===== TASK MATERIAL =====
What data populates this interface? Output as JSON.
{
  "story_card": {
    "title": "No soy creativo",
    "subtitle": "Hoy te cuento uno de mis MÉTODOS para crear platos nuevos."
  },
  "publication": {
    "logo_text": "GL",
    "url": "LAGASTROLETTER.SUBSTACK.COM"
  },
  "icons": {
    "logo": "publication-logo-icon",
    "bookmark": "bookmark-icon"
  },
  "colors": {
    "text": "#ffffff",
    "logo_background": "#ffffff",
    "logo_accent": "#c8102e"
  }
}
=====
BRIEF: Reproduce all of the data exactly as given.

ANSWER TO THIS TASK:
What data populates this interface? Output as JSON.
{
  "story_card": {
    "title": "No soy creativo",
    "subtitle": "Hoy te cuento uno de mis MÉTODOS para crear platos nuevos."
  },
  "publication": {
    "logo_text": "GL",
    "url": "LAGASTROLETTER.SUBSTACK.COM"
  },
  "icons": {
    "logo": "publication-logo-icon",
    "bookmark": "bookmark-icon"
  },
  "colors": {
    "text": "#ffffff",
    "logo_background": "#ffffff",
    "logo_accent": "#c8102e"
  }
}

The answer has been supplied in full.